> **Exercise aim**
Reproduce the full listing that appears beneath this instruction exactly.

> **Input data**
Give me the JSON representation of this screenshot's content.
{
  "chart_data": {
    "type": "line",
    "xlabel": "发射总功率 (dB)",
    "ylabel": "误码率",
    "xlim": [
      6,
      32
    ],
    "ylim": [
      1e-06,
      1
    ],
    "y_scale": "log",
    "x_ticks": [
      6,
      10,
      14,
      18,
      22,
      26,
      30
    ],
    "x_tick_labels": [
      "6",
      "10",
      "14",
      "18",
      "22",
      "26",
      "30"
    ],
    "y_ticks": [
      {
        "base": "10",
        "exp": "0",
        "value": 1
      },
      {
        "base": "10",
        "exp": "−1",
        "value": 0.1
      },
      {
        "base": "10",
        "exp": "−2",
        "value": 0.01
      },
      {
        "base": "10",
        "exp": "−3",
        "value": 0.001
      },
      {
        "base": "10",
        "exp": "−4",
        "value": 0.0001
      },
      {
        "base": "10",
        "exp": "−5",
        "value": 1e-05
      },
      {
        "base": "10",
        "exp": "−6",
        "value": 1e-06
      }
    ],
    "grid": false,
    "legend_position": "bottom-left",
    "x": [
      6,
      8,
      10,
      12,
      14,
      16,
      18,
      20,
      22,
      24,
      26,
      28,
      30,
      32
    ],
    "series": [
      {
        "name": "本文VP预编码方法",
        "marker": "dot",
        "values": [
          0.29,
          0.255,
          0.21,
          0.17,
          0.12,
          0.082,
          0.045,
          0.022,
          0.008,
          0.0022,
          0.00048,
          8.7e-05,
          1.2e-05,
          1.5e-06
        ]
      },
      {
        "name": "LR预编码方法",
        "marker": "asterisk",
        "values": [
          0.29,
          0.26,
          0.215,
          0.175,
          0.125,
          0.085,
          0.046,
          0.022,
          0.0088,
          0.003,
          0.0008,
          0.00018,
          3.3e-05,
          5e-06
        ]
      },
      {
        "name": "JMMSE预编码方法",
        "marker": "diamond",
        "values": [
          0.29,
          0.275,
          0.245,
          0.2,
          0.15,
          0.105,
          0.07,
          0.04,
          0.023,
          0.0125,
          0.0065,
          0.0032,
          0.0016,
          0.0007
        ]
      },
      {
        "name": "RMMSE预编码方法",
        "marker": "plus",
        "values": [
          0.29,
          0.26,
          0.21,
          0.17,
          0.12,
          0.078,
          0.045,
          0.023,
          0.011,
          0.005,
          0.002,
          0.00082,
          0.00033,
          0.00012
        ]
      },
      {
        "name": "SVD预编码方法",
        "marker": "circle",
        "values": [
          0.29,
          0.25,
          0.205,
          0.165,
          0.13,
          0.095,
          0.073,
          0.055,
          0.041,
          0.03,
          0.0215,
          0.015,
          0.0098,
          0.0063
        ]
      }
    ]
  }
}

> **Exercise answer**
Give me the JSON representation of this screenshot's content.
{
  "chart_data": {
    "type": "line",
    "xlabel": "发射总功率 (dB)",
    "ylabel": "误码率",
    "xlim": [
      6,
      32
    ],
    "ylim": [
      1e-06,
      1
    ],
    "y_scale": "log",
    "x_ticks": [
      6,
      10,
      14,
      18,
      22,
      26,
      30
    ],
    "x_tick_labels": [
      "6",
      "10",
      "14",
      "18",
      "22",
      "26",
      "30"
    ],
    "y_ticks": [
      {
        "base": "10",
        "exp": "0",
        "value": 1
      },
      {
        "base": "10",
        "exp": "−1",
        "value": 0.1
      },
      {
        "base": "10",
        "exp": "−2",
        "value": 0.01
      },
      {
        "base": "10",
        "exp": "−3",
        "value": 0.001
      },
      {
        "base": "10",
        "exp": "−4",
        "value": 0.0001
      },
      {
        "base": "10",
        "exp": "−5",
        "value": 1e-05
      },
      {
        "base": "10",
        "exp": "−6",
        "value": 1e-06
      }
    ],
    "grid": false,
    "legend_position": "bottom-left",
    "x": [
      6,
      8,
      10,
      12,
      14,
      16,
      18,
      20,
      22,
      24,
      26,
      28,
      30,
      32
    ],
    "series": [
      {
        "name": "本文VP预编码方法",
        "marker": "dot",
        "values": [
          0.29,
          0.255,
          0.21,
          0.17,
          0.12,
          0.082,
          0.045,
          0.022,
          0.008,
          0.0022,
          0.00048,
          8.7e-05,
          1.2e-05,
          1.5e-06
        ]
      },
      {
        "name": "LR预编码方法",
        "marker": "asterisk",
        "values": [
          0.29,
          0.26,
          0.215,
          0.175,
          0.125,
          0.085,
          0.046,
          0.022,
          0.0088,
          0.003,
          0.0008,
          0.00018,
          3.3e-05,
          5e-06
        ]
      },
      {
        "name": "JMMSE预编码方法",
        "marker": "diamond",
        "values": [
          0.29,
          0.275,
          0.245,
          0.2,
          0.15,
          0.105,
          0.07,
          0.04,
          0.023,
          0.0125,
          0.0065,
          0.0032,
          0.0016,
          0.0007
        ]
      },
      {
        "name": "RMMSE预编码方法",
        "marker": "plus",
        "values": [
          0.29,
          0.26,
          0.21,
          0.17,
          0.12,
          0.078,
          0.045,
          0.023,
          0.011,
          0.005,
          0.002,
          0.00082,
          0.00033,
          0.00012
        ]
      },
      {
        "name": "SVD预编码方法",
        "marker": "circle",
        "values": [
          0.29,
          0.25,
          0.205,
          0.165,
          0.13,
          0.095,
          0.073,
          0.055,
          0.041,
          0.03,
          0.0215,
          0.015,
          0.0098,
          0.0063
        ]
      }
    ]
  }
}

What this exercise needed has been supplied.